Set down, unchanged, the stretch of items from the line containing "section-accent-bar — [35, 102, 37, 111]" through the line containing "billing-change-button[interactable]: 変更する —", including both of those lines.

....

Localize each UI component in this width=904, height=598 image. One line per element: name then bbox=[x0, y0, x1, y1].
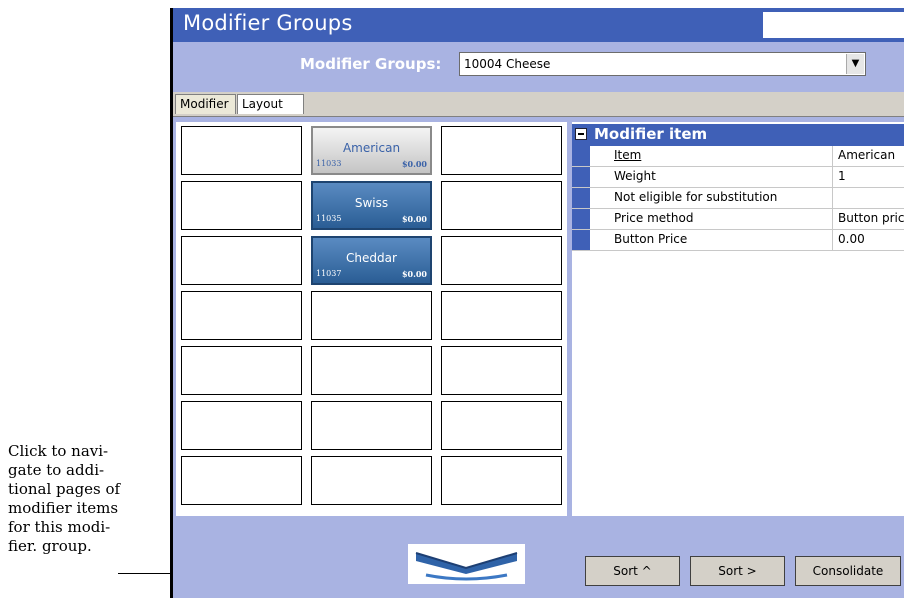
modifier-groups-window: Modifier Groups Modifier Groups: 10004 C… bbox=[170, 8, 904, 598]
property-row-weight[interactable]: Weight 1 bbox=[572, 167, 904, 188]
grid-cell[interactable] bbox=[441, 236, 562, 285]
callout-line-2: gate to addi- bbox=[8, 461, 105, 479]
title-bar-box bbox=[763, 12, 904, 38]
button-price: $0.00 bbox=[401, 214, 427, 224]
consolidate-button[interactable]: Consolidate bbox=[795, 556, 901, 586]
property-value[interactable]: American bbox=[835, 146, 904, 166]
grid-cell[interactable] bbox=[311, 401, 432, 450]
grid-cell[interactable] bbox=[441, 456, 562, 505]
modifier-button-cheddar[interactable]: Cheddar 11037 $0.00 bbox=[311, 236, 432, 285]
grid-cell[interactable] bbox=[181, 126, 302, 175]
grid-cell[interactable] bbox=[181, 181, 302, 230]
modifier-group-select-value: 10004 Cheese bbox=[464, 57, 551, 71]
button-price: $0.00 bbox=[401, 159, 427, 169]
tab-bar: Modifier Layout bbox=[173, 92, 904, 117]
property-row-button-price[interactable]: Button Price 0.00 bbox=[572, 230, 904, 251]
property-value[interactable]: 1 bbox=[835, 167, 904, 187]
grid-cell[interactable] bbox=[311, 291, 432, 340]
grid-cell[interactable] bbox=[181, 291, 302, 340]
property-grid: Modifier item Item American Weight 1 Not… bbox=[572, 122, 904, 517]
property-name: Button Price bbox=[590, 230, 833, 250]
chevron-graphic bbox=[415, 552, 518, 581]
callout-line-6: fier. group. bbox=[8, 537, 92, 555]
property-name: Weight bbox=[590, 167, 833, 187]
title-bar: Modifier Groups bbox=[173, 8, 904, 42]
grid-cell[interactable] bbox=[181, 401, 302, 450]
button-name: Swiss bbox=[354, 196, 389, 210]
button-name: American bbox=[342, 141, 401, 155]
tab-modifier[interactable]: Modifier bbox=[175, 94, 236, 114]
navigation-callout: Click to navi- gate to addi- tional page… bbox=[8, 442, 158, 556]
button-name: Cheddar bbox=[346, 251, 397, 265]
grid-cell[interactable] bbox=[441, 181, 562, 230]
triangle-down-icon[interactable]: ▼ bbox=[846, 54, 864, 74]
property-category-title: Modifier item bbox=[594, 125, 708, 143]
selector-bar: Modifier Groups: 10004 Cheese ▼ bbox=[173, 42, 904, 92]
grid-cell[interactable] bbox=[441, 126, 562, 175]
layout-content: American 11033 $0.00 Swiss 11035 $0.00 C… bbox=[173, 117, 904, 517]
grid-cell[interactable] bbox=[441, 291, 562, 340]
grid-cell[interactable] bbox=[181, 236, 302, 285]
modifier-groups-label: Modifier Groups: bbox=[300, 55, 442, 73]
chevron-down-icon[interactable] bbox=[408, 544, 525, 584]
callout-line-1: Click to navi- bbox=[8, 442, 109, 460]
property-gutter bbox=[572, 188, 590, 208]
property-row-not-eligible[interactable]: Not eligible for substitution bbox=[572, 188, 904, 209]
tab-layout[interactable]: Layout bbox=[237, 94, 304, 114]
sort-up-button[interactable]: Sort ^ bbox=[585, 556, 680, 586]
window-title: Modifier Groups bbox=[183, 11, 353, 35]
property-row-price-method[interactable]: Price method Button price bbox=[572, 209, 904, 230]
callout-line-3: tional pages of bbox=[8, 480, 121, 498]
modifier-button-swiss[interactable]: Swiss 11035 $0.00 bbox=[311, 181, 432, 230]
minus-box-icon[interactable] bbox=[575, 128, 587, 140]
grid-cell[interactable] bbox=[311, 456, 432, 505]
footer-bar: Sort ^ Sort > Consolidate bbox=[173, 516, 904, 598]
property-row-item[interactable]: Item American bbox=[572, 146, 904, 167]
property-gutter bbox=[572, 230, 590, 250]
property-name: Price method bbox=[590, 209, 833, 229]
property-value[interactable]: Button price bbox=[835, 209, 904, 229]
grid-cell[interactable] bbox=[311, 346, 432, 395]
property-name: Item bbox=[590, 146, 833, 166]
property-value[interactable] bbox=[835, 188, 904, 208]
property-name: Not eligible for substitution bbox=[590, 188, 833, 208]
button-code: 11037 bbox=[316, 269, 342, 278]
modifier-button-american[interactable]: American 11033 $0.00 bbox=[311, 126, 432, 175]
button-price: $0.00 bbox=[401, 269, 427, 279]
button-code: 11035 bbox=[316, 214, 342, 223]
property-gutter bbox=[572, 209, 590, 229]
grid-cell[interactable] bbox=[181, 456, 302, 505]
callout-line-5: for this modi- bbox=[8, 518, 111, 536]
callout-line-4: modifier items bbox=[8, 499, 119, 517]
property-gutter bbox=[572, 146, 590, 166]
grid-cell[interactable] bbox=[441, 346, 562, 395]
button-code: 11033 bbox=[316, 159, 342, 168]
grid-cell[interactable] bbox=[441, 401, 562, 450]
property-value[interactable]: 0.00 bbox=[835, 230, 904, 250]
property-category-header[interactable]: Modifier item bbox=[572, 124, 904, 146]
modifier-group-select[interactable]: 10004 Cheese ▼ bbox=[459, 52, 866, 76]
button-grid: American 11033 $0.00 Swiss 11035 $0.00 C… bbox=[176, 122, 567, 517]
property-rows: Item American Weight 1 Not eligible for … bbox=[572, 146, 904, 251]
sort-right-button[interactable]: Sort > bbox=[690, 556, 785, 586]
grid-cell[interactable] bbox=[181, 346, 302, 395]
property-gutter bbox=[572, 167, 590, 187]
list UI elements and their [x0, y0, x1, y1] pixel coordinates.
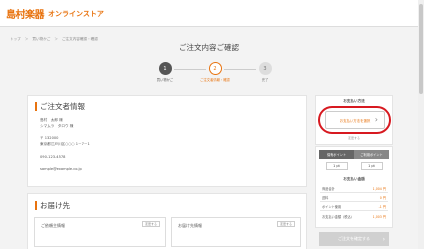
section-accent-bar — [35, 102, 37, 111]
summary-row: 商品合計 1,004 円 — [322, 186, 386, 191]
step-number: 2 — [208, 62, 222, 75]
confirm-order-button[interactable]: ご注文を確定する › — [319, 232, 389, 246]
step-number: 3 — [258, 62, 272, 75]
billing-info-box: ご依頼主情報 変更する — [34, 217, 166, 247]
billing-change-button[interactable]: 変更する — [142, 221, 160, 227]
use-points-label: ご利用ポイント — [354, 150, 389, 159]
step-cart: 1 買い物かご — [145, 62, 185, 82]
delivery-heading: お届け先 — [35, 200, 70, 211]
logo-mark: 島村楽器 — [6, 10, 45, 21]
section-accent-bar — [35, 201, 37, 210]
step-number: 1 — [158, 62, 172, 75]
orderer-kana: シマムラ タロウ 様 — [40, 124, 74, 128]
summary-row: 送料 0 円 — [322, 195, 386, 200]
checkout-steps: 1 買い物かご 2 ご注文者情報・確認 3 完了 — [140, 60, 280, 86]
owned-points-label: 保有ポイント — [319, 150, 354, 159]
orderer-name: 島村 太郎 様 — [40, 118, 63, 122]
page-title: ご注文内容ご確認 — [179, 43, 239, 52]
highlight-ring — [318, 106, 391, 134]
shipping-change-button[interactable]: 変更する — [277, 221, 295, 227]
step-complete: 3 完了 — [245, 62, 285, 82]
summary-total-value: 1,003 円 — [372, 215, 386, 219]
orderer-postal: 〒 132000 — [40, 136, 59, 140]
scrollbar-thumb[interactable] — [419, 4, 423, 94]
orderer-phone: 090-123-4578 — [40, 155, 66, 159]
points-table: 保有ポイント 1 pt ご利用ポイント 1 pt — [319, 150, 389, 174]
summary-row: ポイント使用 -1 円 — [322, 204, 386, 209]
chevron-right-icon: › — [382, 235, 385, 243]
summary-row-label: 商品合計 — [322, 187, 335, 191]
orderer-address: 東京都江戸川区○○○ 1－7－1 — [40, 142, 90, 146]
logo-subtitle: オンラインストア — [48, 9, 104, 18]
orderer-email: sample@example.co.jp — [40, 167, 82, 171]
summary-row-label: 送料 — [322, 196, 329, 200]
summary-divider — [320, 210, 388, 211]
shipping-info-title: お届け先情報 — [178, 223, 202, 228]
summary-row-value: 0 円 — [379, 196, 386, 200]
payment-method-heading: お支払い方法 — [343, 99, 365, 103]
payment-change-link[interactable]: 変更する — [348, 136, 360, 140]
orderer-info-panel: ご注文者情報 島村 太郎 様 シマムラ タロウ 様 〒 132000 東京都江戸… — [27, 95, 307, 187]
summary-divider — [320, 201, 388, 202]
billing-info-title: ご依頼主情報 — [41, 223, 65, 228]
orderer-info-title: ご注文者情報 — [40, 102, 85, 111]
orderer-info-heading: ご注文者情報 — [35, 101, 85, 112]
owned-points-column: 保有ポイント 1 pt — [319, 150, 354, 174]
summary-row-value: -1 円 — [378, 205, 386, 209]
summary-total-row: お支払い金額（税込） 1,003 円 — [322, 214, 386, 219]
step-label: 買い物かご — [156, 78, 174, 82]
owned-points-value: 1 pt — [325, 162, 348, 170]
use-points-input[interactable]: 1 pt — [360, 162, 383, 170]
site-logo[interactable]: 島村楽器 オンラインストア — [6, 6, 104, 22]
step-orderer-info: 2 ご注文者情報・確認 — [195, 62, 235, 82]
shipping-info-box: お届け先情報 変更する — [171, 217, 301, 247]
delivery-title: お届け先 — [40, 201, 70, 210]
page-scrollbar[interactable] — [418, 0, 424, 249]
summary-divider — [320, 192, 388, 193]
summary-row-value: 1,004 円 — [372, 187, 386, 191]
step-label: ご注文者情報・確認 — [200, 78, 230, 82]
payment-amount-heading: お支払い金額 — [343, 177, 365, 181]
site-header: 島村楽器 オンラインストア — [0, 0, 424, 27]
use-points-column: ご利用ポイント 1 pt — [354, 150, 389, 174]
summary-total-label: お支払い金額（税込） — [322, 215, 354, 219]
summary-row-label: ポイント使用 — [322, 205, 342, 209]
step-label: 完了 — [261, 78, 269, 82]
confirm-order-label: ご注文を確定する — [338, 236, 370, 241]
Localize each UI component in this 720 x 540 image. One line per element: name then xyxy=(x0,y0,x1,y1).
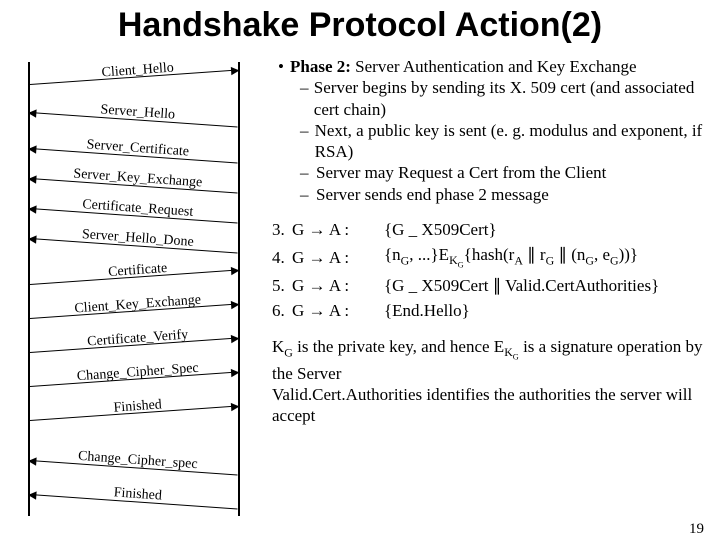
page-number: 19 xyxy=(689,521,704,538)
phase-heading: • Phase 2: Server Authentication and Key… xyxy=(272,56,708,77)
msg-label: Server_Hello xyxy=(37,98,238,128)
phase-item: –Server sends end phase 2 message xyxy=(300,184,708,205)
msg-label: Certificate xyxy=(37,256,238,286)
formula-row: 4.G → A :{nG, ...}EKG{hash(rA ∥ rG ∥ (nG… xyxy=(272,244,708,271)
msg-label: Server_Certificate xyxy=(37,134,238,164)
msg-label: Server_Key_Exchange xyxy=(37,164,238,194)
msg-label: Certificate_Request xyxy=(37,194,238,224)
footnote: KG is the private key, and hence EKG is … xyxy=(272,336,708,427)
msg-label: Change_Cipher_spec xyxy=(37,446,238,476)
lifeline-client xyxy=(28,62,30,516)
msg-label: Client_Hello xyxy=(37,56,238,86)
slide-title: Handshake Protocol Action(2) xyxy=(0,6,720,45)
formula-row: 6.G → A :{End.Hello} xyxy=(272,300,708,321)
msg-label: Certificate_Verify xyxy=(37,324,238,354)
msg-label: Server_Hello_Done xyxy=(37,224,238,254)
msg-label: Finished xyxy=(37,392,238,422)
msg-label: Finished xyxy=(37,480,238,510)
phase-item: –Server may Request a Cert from the Clie… xyxy=(300,162,708,183)
formula-row: 3.G → A :{G _ X509Cert} xyxy=(272,219,708,240)
msg-label: Change_Cipher_Spec xyxy=(37,358,238,388)
msg-label: Client_Key_Exchange xyxy=(37,290,238,320)
phase-item: –Server begins by sending its X. 509 cer… xyxy=(300,77,708,120)
sequence-diagram: ▶Client_Hello◀Server_Hello◀Server_Certif… xyxy=(8,56,258,526)
lifeline-server xyxy=(238,62,240,516)
phase-item: –Next, a public key is sent (e. g. modul… xyxy=(300,120,708,163)
formula-row: 5.G → A :{G _ X509Cert ∥ Valid.CertAutho… xyxy=(272,275,708,296)
formula-block: 3.G → A :{G _ X509Cert} 4.G → A :{nG, ...… xyxy=(272,219,708,322)
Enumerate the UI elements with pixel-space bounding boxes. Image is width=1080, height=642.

....

__RESULT BELOW__:
section-accent-bar — [35, 102, 37, 111]
summary-row: 商品合計 1,004 円 — [322, 186, 386, 191]
step-number: 2 — [208, 62, 222, 75]
confirm-order-button[interactable]: ご注文を確定する › — [319, 232, 389, 246]
step-number: 3 — [258, 62, 272, 75]
billing-info-box: ご依頼主情報 変更する — [34, 217, 166, 247]
billing-change-button[interactable]: 変更する — [142, 221, 160, 227]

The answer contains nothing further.